● The exercise:
Provide only the number of lines in the records below that include "この契約を解除することができる".
============================================================
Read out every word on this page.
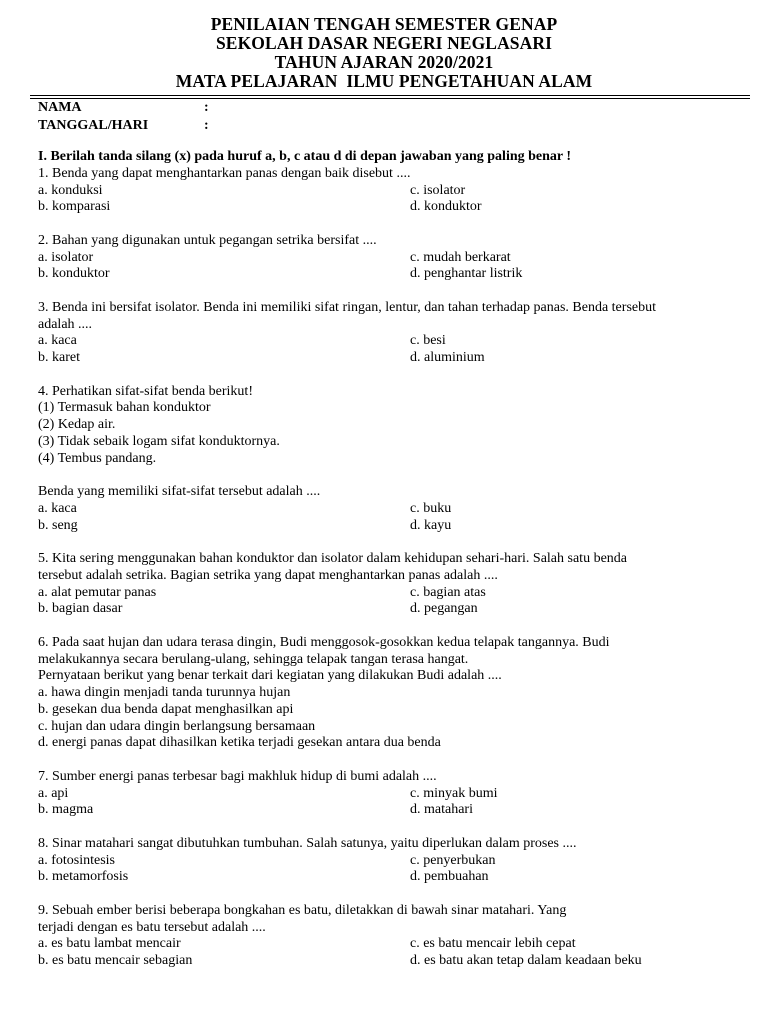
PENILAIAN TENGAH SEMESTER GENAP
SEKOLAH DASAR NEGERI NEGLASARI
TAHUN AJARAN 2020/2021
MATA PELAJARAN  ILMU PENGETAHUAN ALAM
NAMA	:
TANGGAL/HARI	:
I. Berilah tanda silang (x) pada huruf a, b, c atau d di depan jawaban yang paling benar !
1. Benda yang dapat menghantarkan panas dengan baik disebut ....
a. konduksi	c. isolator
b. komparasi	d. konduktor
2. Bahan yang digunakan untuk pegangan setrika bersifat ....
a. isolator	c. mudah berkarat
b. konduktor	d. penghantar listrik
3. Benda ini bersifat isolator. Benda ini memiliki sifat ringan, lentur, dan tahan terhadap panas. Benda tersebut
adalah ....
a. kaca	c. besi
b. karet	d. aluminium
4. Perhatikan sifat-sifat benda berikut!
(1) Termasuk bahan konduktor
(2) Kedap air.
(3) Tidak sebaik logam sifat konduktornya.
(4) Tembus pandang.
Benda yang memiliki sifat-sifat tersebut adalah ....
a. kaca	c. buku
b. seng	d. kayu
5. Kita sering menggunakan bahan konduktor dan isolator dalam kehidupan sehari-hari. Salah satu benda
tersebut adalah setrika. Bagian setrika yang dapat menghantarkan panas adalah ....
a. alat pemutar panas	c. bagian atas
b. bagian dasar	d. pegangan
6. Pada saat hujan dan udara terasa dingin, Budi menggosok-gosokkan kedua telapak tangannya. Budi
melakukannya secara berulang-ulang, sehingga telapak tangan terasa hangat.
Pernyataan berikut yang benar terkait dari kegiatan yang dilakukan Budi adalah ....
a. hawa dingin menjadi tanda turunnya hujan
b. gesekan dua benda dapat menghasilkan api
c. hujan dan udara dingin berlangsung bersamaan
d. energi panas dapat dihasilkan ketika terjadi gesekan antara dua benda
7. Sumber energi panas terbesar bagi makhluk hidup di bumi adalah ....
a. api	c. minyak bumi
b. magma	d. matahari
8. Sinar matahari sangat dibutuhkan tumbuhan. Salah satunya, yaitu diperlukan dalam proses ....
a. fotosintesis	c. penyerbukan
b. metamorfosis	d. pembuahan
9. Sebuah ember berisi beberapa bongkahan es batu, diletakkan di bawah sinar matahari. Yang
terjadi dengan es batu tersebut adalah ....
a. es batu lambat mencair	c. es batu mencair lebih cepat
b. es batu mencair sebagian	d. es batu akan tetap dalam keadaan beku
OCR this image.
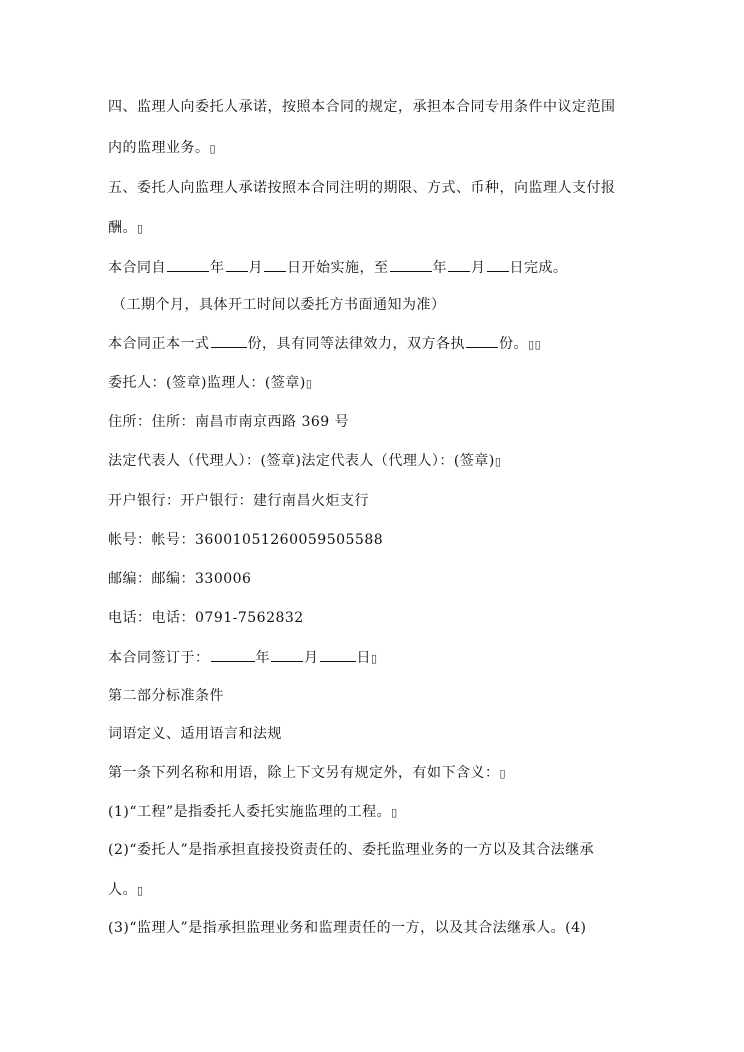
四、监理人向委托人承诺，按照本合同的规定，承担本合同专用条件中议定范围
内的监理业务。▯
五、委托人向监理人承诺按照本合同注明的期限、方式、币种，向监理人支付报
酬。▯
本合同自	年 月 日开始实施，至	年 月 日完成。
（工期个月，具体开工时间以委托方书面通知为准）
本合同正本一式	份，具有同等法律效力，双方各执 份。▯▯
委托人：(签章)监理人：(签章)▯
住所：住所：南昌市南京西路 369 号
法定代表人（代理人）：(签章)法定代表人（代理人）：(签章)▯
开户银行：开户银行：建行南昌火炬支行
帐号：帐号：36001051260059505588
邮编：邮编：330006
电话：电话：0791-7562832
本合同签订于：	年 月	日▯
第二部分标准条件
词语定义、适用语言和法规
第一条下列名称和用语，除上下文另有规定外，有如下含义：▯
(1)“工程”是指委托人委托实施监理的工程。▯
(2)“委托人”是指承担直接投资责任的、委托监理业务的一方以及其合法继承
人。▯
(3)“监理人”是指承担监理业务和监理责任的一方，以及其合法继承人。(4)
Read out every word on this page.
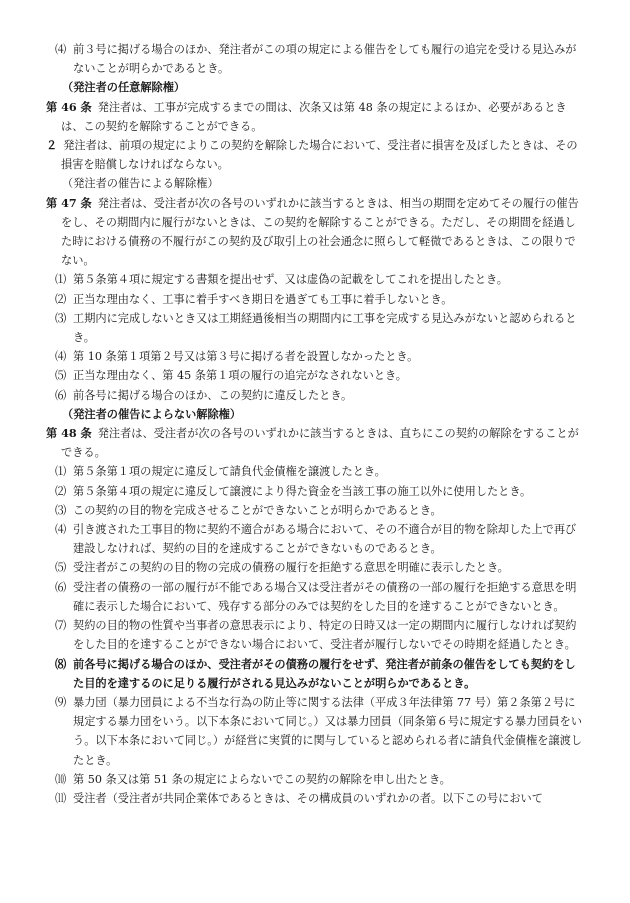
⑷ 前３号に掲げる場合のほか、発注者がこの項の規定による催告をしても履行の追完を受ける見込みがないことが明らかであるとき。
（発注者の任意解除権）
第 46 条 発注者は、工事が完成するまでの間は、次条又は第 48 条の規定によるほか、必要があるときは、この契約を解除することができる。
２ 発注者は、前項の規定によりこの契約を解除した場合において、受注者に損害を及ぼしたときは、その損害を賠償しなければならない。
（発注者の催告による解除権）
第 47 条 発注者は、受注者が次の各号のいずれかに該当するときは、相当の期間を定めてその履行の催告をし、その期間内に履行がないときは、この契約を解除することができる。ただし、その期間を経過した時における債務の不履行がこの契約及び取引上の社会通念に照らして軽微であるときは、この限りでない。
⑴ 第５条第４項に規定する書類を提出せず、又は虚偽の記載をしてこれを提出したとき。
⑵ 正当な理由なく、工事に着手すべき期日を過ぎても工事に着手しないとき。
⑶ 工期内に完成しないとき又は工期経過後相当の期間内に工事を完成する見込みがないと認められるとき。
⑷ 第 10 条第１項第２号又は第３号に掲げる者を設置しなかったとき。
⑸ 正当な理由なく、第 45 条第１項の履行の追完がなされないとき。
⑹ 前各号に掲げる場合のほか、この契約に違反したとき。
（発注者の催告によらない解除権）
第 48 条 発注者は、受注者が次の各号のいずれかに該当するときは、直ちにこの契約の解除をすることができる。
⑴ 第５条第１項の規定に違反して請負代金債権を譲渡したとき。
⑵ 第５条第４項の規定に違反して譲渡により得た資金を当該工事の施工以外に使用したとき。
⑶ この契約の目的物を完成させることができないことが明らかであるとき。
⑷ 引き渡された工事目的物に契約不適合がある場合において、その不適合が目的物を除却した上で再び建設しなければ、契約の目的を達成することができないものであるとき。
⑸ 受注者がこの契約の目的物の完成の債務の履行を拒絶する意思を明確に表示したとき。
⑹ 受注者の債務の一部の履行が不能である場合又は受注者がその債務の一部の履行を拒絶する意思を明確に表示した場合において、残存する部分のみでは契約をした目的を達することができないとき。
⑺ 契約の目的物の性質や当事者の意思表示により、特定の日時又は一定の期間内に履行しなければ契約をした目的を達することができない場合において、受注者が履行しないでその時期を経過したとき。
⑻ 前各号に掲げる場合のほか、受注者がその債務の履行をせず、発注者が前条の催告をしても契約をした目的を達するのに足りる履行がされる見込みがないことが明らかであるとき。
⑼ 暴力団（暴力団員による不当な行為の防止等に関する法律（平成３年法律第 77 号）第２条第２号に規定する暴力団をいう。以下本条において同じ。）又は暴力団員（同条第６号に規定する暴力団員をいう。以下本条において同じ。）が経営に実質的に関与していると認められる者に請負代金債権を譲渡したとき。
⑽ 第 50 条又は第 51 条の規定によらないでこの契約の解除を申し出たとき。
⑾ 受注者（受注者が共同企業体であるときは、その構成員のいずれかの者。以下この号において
============================================================
● Task response:
2